◆ The problem
Write out the records below once more, exactly as they stand.

◆ Raw data
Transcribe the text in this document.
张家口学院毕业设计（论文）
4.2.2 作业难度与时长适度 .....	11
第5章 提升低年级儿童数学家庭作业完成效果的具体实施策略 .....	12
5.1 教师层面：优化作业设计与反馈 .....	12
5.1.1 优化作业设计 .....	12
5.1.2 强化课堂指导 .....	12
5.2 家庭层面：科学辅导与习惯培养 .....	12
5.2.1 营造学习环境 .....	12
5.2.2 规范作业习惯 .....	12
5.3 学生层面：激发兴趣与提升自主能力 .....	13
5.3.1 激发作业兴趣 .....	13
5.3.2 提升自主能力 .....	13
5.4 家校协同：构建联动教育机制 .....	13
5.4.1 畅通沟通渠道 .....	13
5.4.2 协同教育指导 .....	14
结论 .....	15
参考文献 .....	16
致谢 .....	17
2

◆ Full answer
Transcribe the text in this document.
张家口学院毕业设计（论文）
4.2.2 作业难度与时长适度 .....	11
第5章 提升低年级儿童数学家庭作业完成效果的具体实施策略 .....	12
5.1 教师层面：优化作业设计与反馈 .....	12
5.1.1 优化作业设计 .....	12
5.1.2 强化课堂指导 .....	12
5.2 家庭层面：科学辅导与习惯培养 .....	12
5.2.1 营造学习环境 .....	12
5.2.2 规范作业习惯 .....	12
5.3 学生层面：激发兴趣与提升自主能力 .....	13
5.3.1 激发作业兴趣 .....	13
5.3.2 提升自主能力 .....	13
5.4 家校协同：构建联动教育机制 .....	13
5.4.1 畅通沟通渠道 .....	13
5.4.2 协同教育指导 .....	14
结论 .....	15
参考文献 .....	16
致谢 .....	17
2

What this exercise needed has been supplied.